▶ [Goal]:
Write the lines from the one containing "online-status-indicator [41, 100, 50, 109]" through the one containing "whistleblower-logo-icon [28, 423, 60, 455]", both included, as a JSON list of strings, one string per line.

○ ○ ○ ○ ○

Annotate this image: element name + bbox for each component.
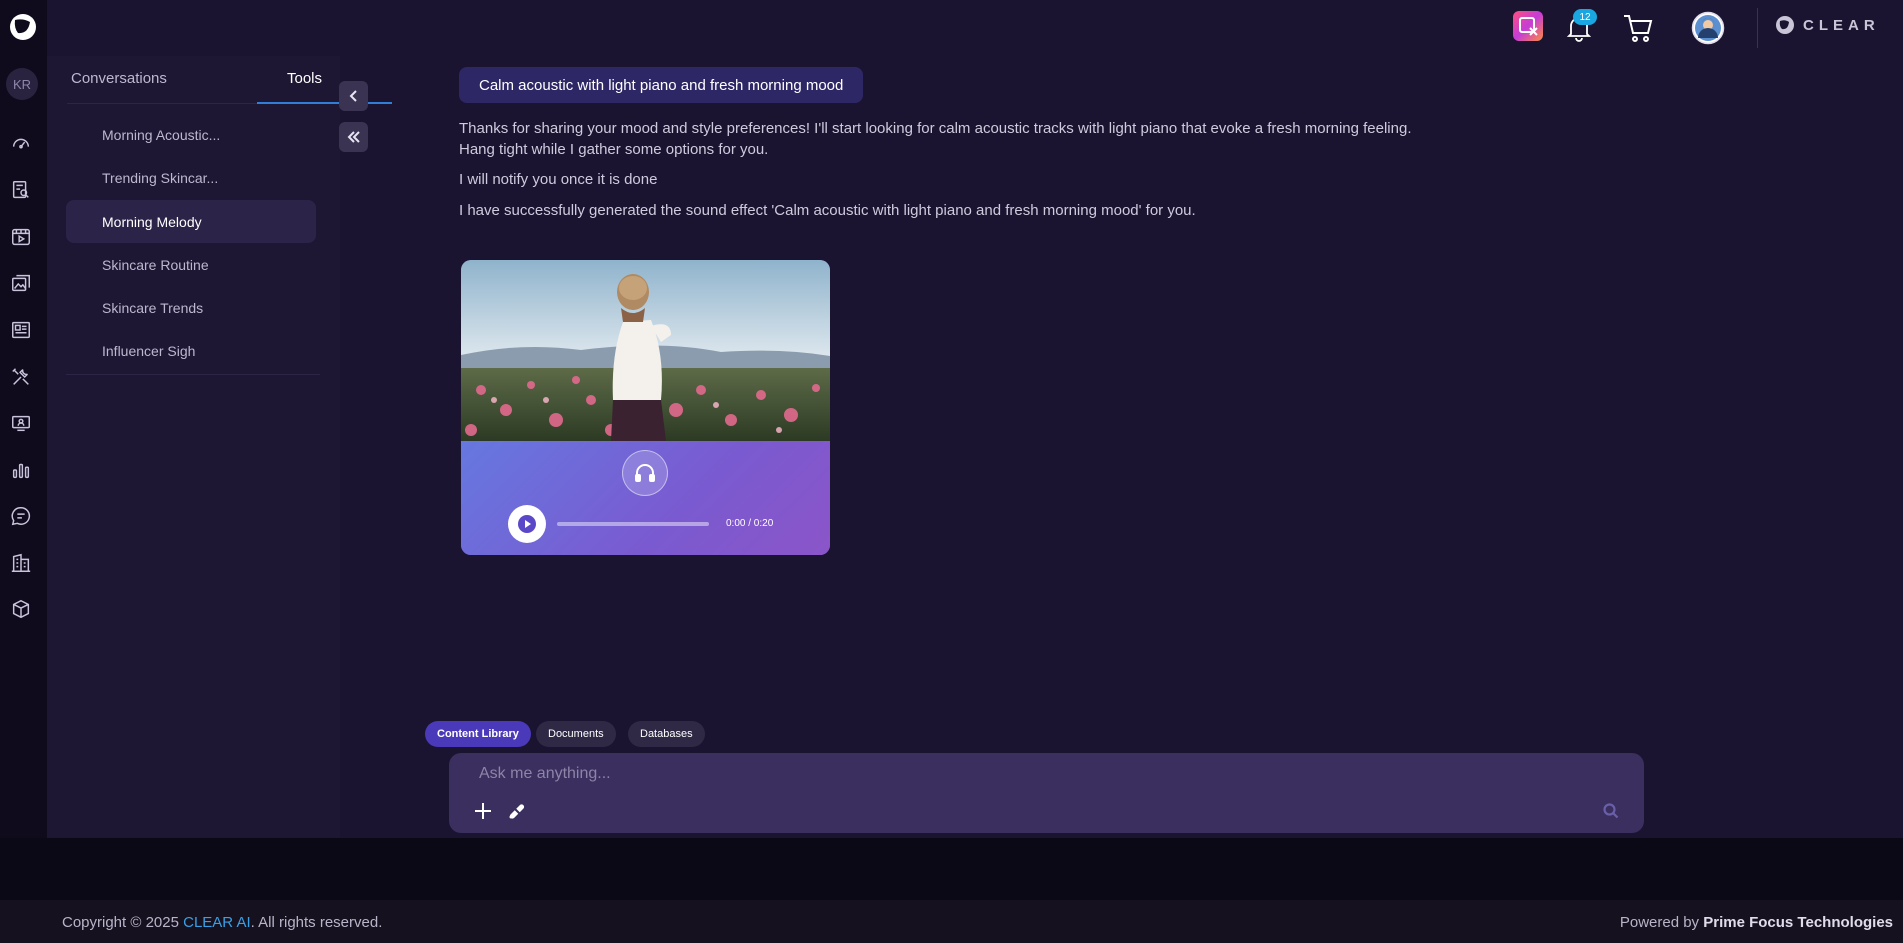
video-icon[interactable] [9,225,33,249]
sidebar-panel: Conversations Tools Morning Acoustic... … [47,56,392,838]
double-chevron-left-icon [347,131,360,143]
powered-prefix: Powered by [1619,914,1704,931]
copyright-brand-link[interactable]: CLEAR AI [183,914,251,931]
tab-conversations[interactable]: Conversations [71,70,167,87]
thread-label: Skincare Routine [102,256,209,273]
chat-input-box [449,753,1644,833]
chip-documents[interactable]: Documents [536,721,616,747]
clear-logo-icon [1776,16,1794,34]
document-search-icon[interactable] [9,178,33,202]
chat-input[interactable] [479,761,1579,787]
package-icon[interactable] [9,597,33,621]
audio-time: 0:00 / 0:20 [726,518,774,529]
assistant-message-line: I will notify you once it is done [459,171,658,188]
left-rail: KR [0,0,47,900]
thread-label: Influencer Sigh [102,342,196,359]
brand-logo: CLEAR [1775,15,1880,35]
thread-item[interactable]: Skincare Trends [66,286,316,329]
user-avatar[interactable]: KR [6,68,38,100]
sidebar-tabs: Conversations Tools [67,56,392,104]
user-message: Calm acoustic with light piano and fresh… [459,67,864,103]
assistant-message-line: I have successfully generated the sound … [459,202,1196,219]
gallery-icon[interactable] [9,271,33,295]
footer: Copyright © 2025 CLEAR AI. All rights re… [0,900,1903,943]
powered-brand: Prime Focus Technologies [1703,914,1893,931]
thread-item[interactable]: Morning Acoustic... [66,113,316,156]
audio-progress-bar[interactable] [557,522,709,526]
cover-image [461,260,830,441]
headphones-icon [622,450,668,496]
building-icon[interactable] [9,551,33,575]
active-tab-indicator [257,102,392,104]
collapse-all-button[interactable] [339,122,368,152]
user-message-text: Calm acoustic with light piano and fresh… [479,76,844,94]
search-icon[interactable] [1599,799,1623,823]
notification-badge: 12 [1573,9,1597,25]
chevron-left-icon [349,90,357,102]
play-button[interactable] [508,505,546,543]
app-logo-icon[interactable] [8,12,38,42]
tab-tools[interactable]: Tools [287,70,322,87]
chip-databases[interactable]: Databases [628,721,705,747]
studio-app-icon[interactable] [1512,10,1544,47]
support-icon[interactable] [9,411,33,435]
add-icon[interactable] [471,799,495,823]
brand-name: CLEAR [1803,16,1880,34]
play-icon [518,515,536,533]
profile-avatar-icon[interactable] [1691,11,1725,50]
cart-icon[interactable] [1622,12,1654,49]
magic-wand-icon[interactable] [505,799,529,823]
thread-item[interactable]: Influencer Sigh [66,329,316,372]
chip-content-library[interactable]: Content Library [425,721,531,747]
chat-icon[interactable] [9,504,33,528]
thread-label: Skincare Trends [102,299,204,316]
collapse-panel-button[interactable] [339,81,368,111]
thread-label: Morning Melody [102,213,202,230]
powered-by: Powered by Prime Focus Technologies [1620,914,1893,931]
thread-label: Trending Skincar... [102,169,219,186]
thread-item-active[interactable]: Morning Melody [66,200,316,243]
analytics-icon[interactable] [9,458,33,482]
copyright-suffix: . All rights reserved. [250,914,383,931]
thread-list-divider [66,374,320,375]
copyright-prefix: Copyright © 2025 [62,914,184,931]
footer-spacer [0,838,1903,900]
thread-item[interactable]: Trending Skincar... [66,156,316,199]
tools-icon[interactable] [9,365,33,389]
thread-item[interactable]: Skincare Routine [66,243,316,286]
assistant-message-line: Hang tight while I gather some options f… [459,141,769,158]
topbar-divider [1757,8,1758,48]
thread-label: Morning Acoustic... [102,126,221,143]
assistant-message-line: Thanks for sharing your mood and style p… [459,120,1412,137]
copyright: Copyright © 2025 CLEAR AI. All rights re… [62,914,382,931]
newspaper-icon[interactable] [9,318,33,342]
gauge-icon[interactable] [9,131,33,155]
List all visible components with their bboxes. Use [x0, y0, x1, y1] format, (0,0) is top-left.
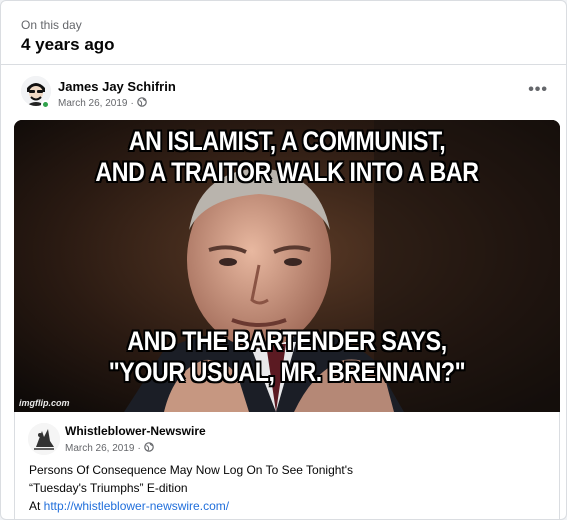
online-status-indicator [41, 100, 50, 109]
meme-top-caption: AN ISLAMIST, A COMMUNIST, AND A TRAITOR … [52, 126, 522, 188]
website-link[interactable]: http://whistleblower-newswire.com/ [44, 499, 229, 513]
globe-icon [137, 97, 147, 110]
memory-title: 4 years ago [21, 35, 115, 54]
whistleblower-logo-icon [28, 423, 60, 455]
globe-icon [144, 442, 154, 455]
post-date[interactable]: March 26, 2019 [58, 98, 128, 109]
meta-separator: · [130, 98, 134, 109]
meme-watermark: imgflip.com [19, 398, 70, 408]
shared-text-line-3: At http://whistleblower-newswire.com/ [29, 497, 549, 515]
shared-text-line-1: Persons Of Consequence May Now Log On To… [29, 463, 354, 477]
memory-header: On this day 4 years ago [1, 1, 566, 65]
shared-post-date[interactable]: March 26, 2019 [65, 443, 135, 454]
shared-post: Whistleblower-Newswire March 26, 2019 · … [14, 412, 560, 519]
more-options-button[interactable]: ••• [528, 81, 548, 99]
shared-text-prefix: At [29, 499, 44, 513]
meme-bottom-line-1: AND THE BARTENDER SAYS, [127, 326, 447, 356]
shared-post-text: Persons Of Consequence May Now Log On To… [29, 461, 549, 515]
post-author-name[interactable]: James Jay Schifrin [58, 79, 176, 94]
shared-author-name[interactable]: Whistleblower-Newswire [65, 424, 206, 438]
memory-label: On this day [21, 18, 82, 32]
meme-bottom-caption: AND THE BARTENDER SAYS, "YOUR USUAL, MR.… [52, 326, 522, 388]
meme-bottom-line-2: "YOUR USUAL, MR. BRENNAN?" [108, 357, 466, 387]
meme-top-line-1: AN ISLAMIST, A COMMUNIST, [128, 126, 446, 156]
post-meta: March 26, 2019 · [58, 97, 147, 110]
meme-top-line-2: AND A TRAITOR WALK INTO A BAR [95, 157, 479, 187]
memory-card: On this day 4 years ago James Jay Schifr… [0, 0, 567, 520]
shared-post-meta: March 26, 2019 · [65, 442, 154, 455]
post-header: James Jay Schifrin March 26, 2019 · ••• [1, 67, 566, 119]
shared-meta-separator: · [137, 443, 141, 454]
shared-author-avatar[interactable] [28, 423, 60, 455]
shared-text-line-2: “Tuesday's Triumphs” E-dition [29, 481, 188, 495]
meme-image[interactable]: AN ISLAMIST, A COMMUNIST, AND A TRAITOR … [14, 120, 560, 412]
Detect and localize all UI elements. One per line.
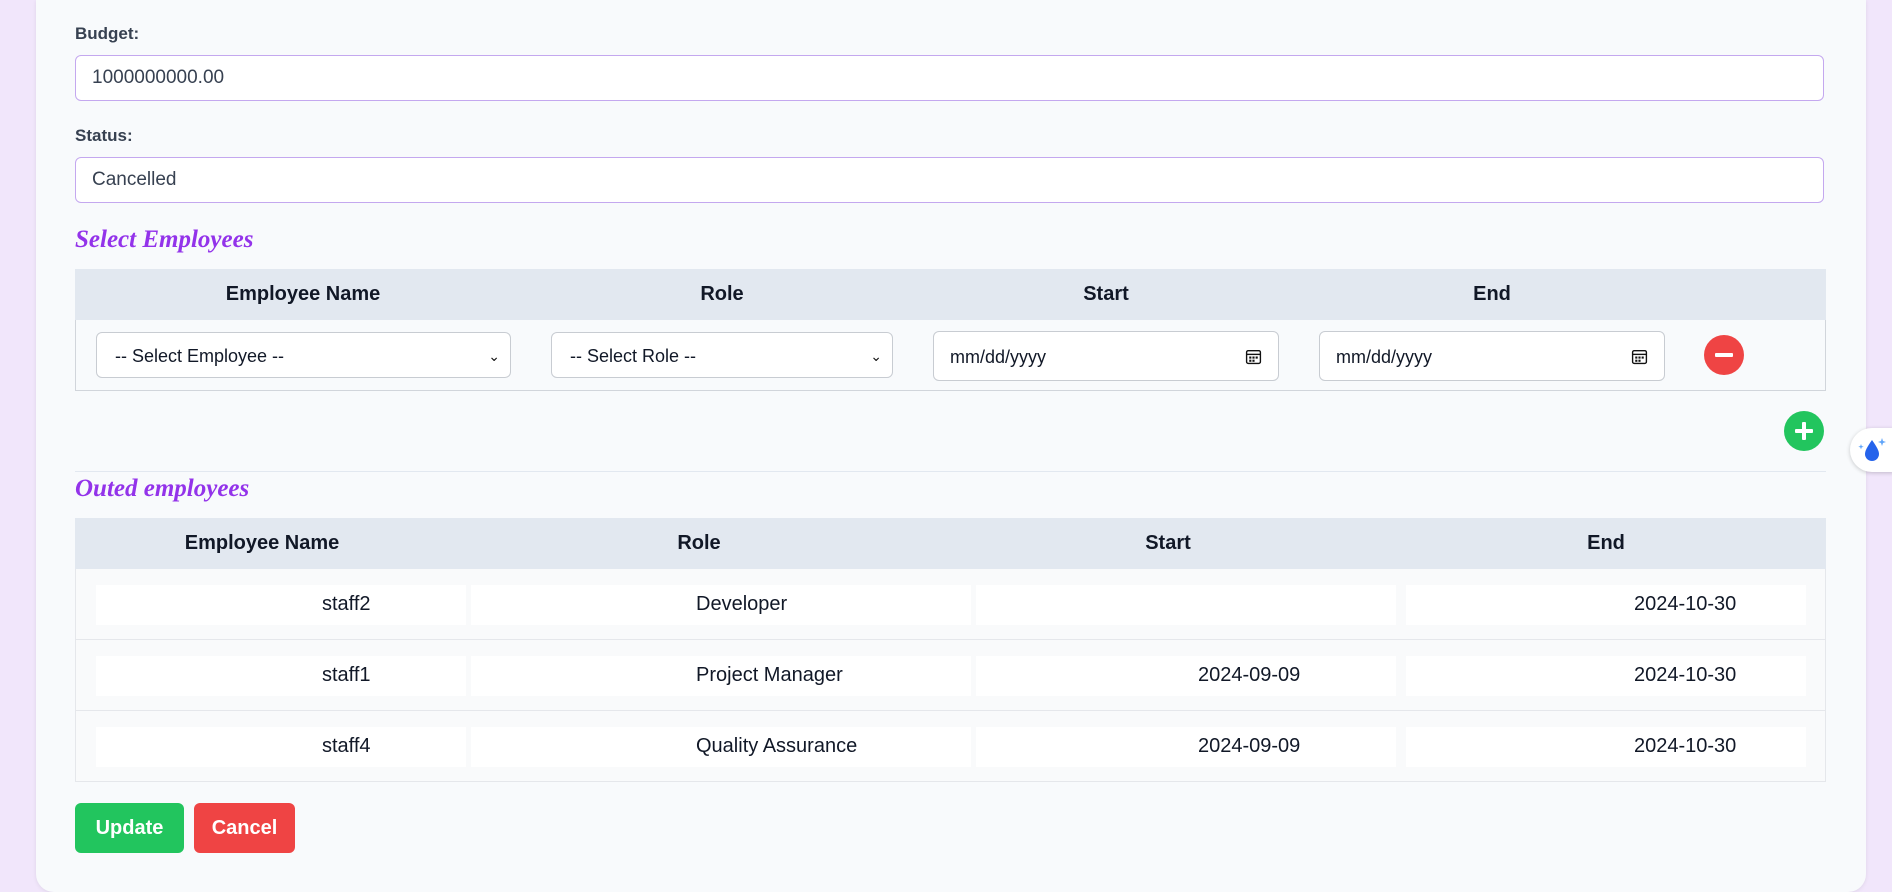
col-employee-name: Employee Name bbox=[184, 532, 340, 554]
start-cell: 2024-09-09 bbox=[1198, 735, 1301, 757]
end-date-input[interactable]: mm/dd/yyyy bbox=[1319, 331, 1665, 381]
col-start: Start bbox=[1083, 283, 1129, 305]
cell-background bbox=[96, 656, 466, 696]
table-row: staff4 Quality Assurance 2024-09-09 2024… bbox=[75, 711, 1826, 782]
chevron-down-icon: ⌄ bbox=[488, 348, 500, 364]
start-date-placeholder: mm/dd/yyyy bbox=[950, 347, 1047, 367]
form-card: Budget: Status: Select Employees Employe… bbox=[36, 0, 1866, 892]
col-employee-name: Employee Name bbox=[225, 283, 381, 305]
cancel-button[interactable]: Cancel bbox=[194, 803, 295, 853]
role-cell: Project Manager bbox=[696, 664, 843, 686]
end-cell: 2024-10-30 bbox=[1634, 735, 1737, 757]
minus-circle-icon bbox=[1715, 353, 1733, 357]
cell-background bbox=[976, 656, 1396, 696]
calendar-icon[interactable] bbox=[1631, 348, 1648, 365]
remove-row-button[interactable] bbox=[1704, 335, 1744, 375]
cell-background bbox=[976, 585, 1396, 625]
cell-background bbox=[1406, 656, 1806, 696]
outed-employees-header: Employee Name Role Start End bbox=[75, 518, 1826, 569]
role-cell: Quality Assurance bbox=[696, 735, 858, 757]
employee-select-value: -- Select Employee -- bbox=[115, 346, 285, 366]
calendar-icon[interactable] bbox=[1245, 348, 1262, 365]
table-row: staff1 Project Manager 2024-09-09 2024-1… bbox=[75, 640, 1826, 711]
start-cell: 2024-09-09 bbox=[1198, 664, 1301, 686]
employee-select-row: -- Select Employee -- ⌄ -- Select Role -… bbox=[75, 320, 1826, 391]
end-cell: 2024-10-30 bbox=[1634, 664, 1737, 686]
col-end: End bbox=[1587, 532, 1625, 554]
employee-name-cell: staff2 bbox=[322, 593, 371, 615]
status-input[interactable] bbox=[75, 157, 1824, 203]
employee-name-cell: staff1 bbox=[322, 664, 371, 686]
outed-employees-title: Outed employees bbox=[75, 475, 250, 502]
section-divider bbox=[75, 471, 1826, 472]
assistant-widget-button[interactable] bbox=[1850, 428, 1892, 472]
cell-background bbox=[96, 727, 466, 767]
col-role: Role bbox=[700, 283, 744, 305]
role-cell: Developer bbox=[696, 593, 788, 615]
role-select-value: -- Select Role -- bbox=[570, 346, 697, 366]
chevron-down-icon: ⌄ bbox=[870, 348, 882, 364]
employee-name-cell: staff4 bbox=[322, 735, 371, 757]
table-row: staff2 Developer 2024-10-30 bbox=[75, 569, 1826, 640]
select-employees-title: Select Employees bbox=[75, 226, 254, 253]
status-label: Status: bbox=[75, 126, 133, 145]
role-select[interactable]: -- Select Role -- ⌄ bbox=[551, 332, 893, 378]
end-date-placeholder: mm/dd/yyyy bbox=[1336, 347, 1433, 367]
end-cell: 2024-10-30 bbox=[1634, 593, 1737, 615]
select-employees-header: Employee Name Role Start End bbox=[75, 269, 1826, 320]
water-drop-sparkle-icon bbox=[1858, 438, 1886, 461]
col-start: Start bbox=[1145, 532, 1191, 554]
add-row-button[interactable] bbox=[1784, 411, 1824, 451]
cell-background bbox=[96, 585, 466, 625]
plus-circle-icon bbox=[1795, 422, 1813, 440]
col-end: End bbox=[1473, 283, 1511, 305]
cell-background bbox=[1406, 585, 1806, 625]
employee-select[interactable]: -- Select Employee -- ⌄ bbox=[96, 332, 511, 378]
col-role: Role bbox=[677, 532, 721, 554]
cell-background bbox=[1406, 727, 1806, 767]
update-button[interactable]: Update bbox=[75, 803, 184, 853]
budget-label: Budget: bbox=[75, 24, 140, 43]
budget-input[interactable] bbox=[75, 55, 1824, 101]
cell-background bbox=[976, 727, 1396, 767]
start-date-input[interactable]: mm/dd/yyyy bbox=[933, 331, 1279, 381]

○ ○ ○ ○ ○

▶ [Reply]:
[
  "online-status-indicator [41, 100, 50, 109]",
  "meme-top-caption: AN ISLAMIST, A COMMUNIST, AND A TRAITOR … [52, 126, 522, 188]",
  "website-link[interactable]: http://whistleblower-newswire.com/ [44, 499, 229, 513]",
  "globe-icon [137, 97, 147, 110]",
  "memory-title: 4 years ago [21, 35, 115, 54]",
  "whistleblower-logo-icon [28, 423, 60, 455]"
]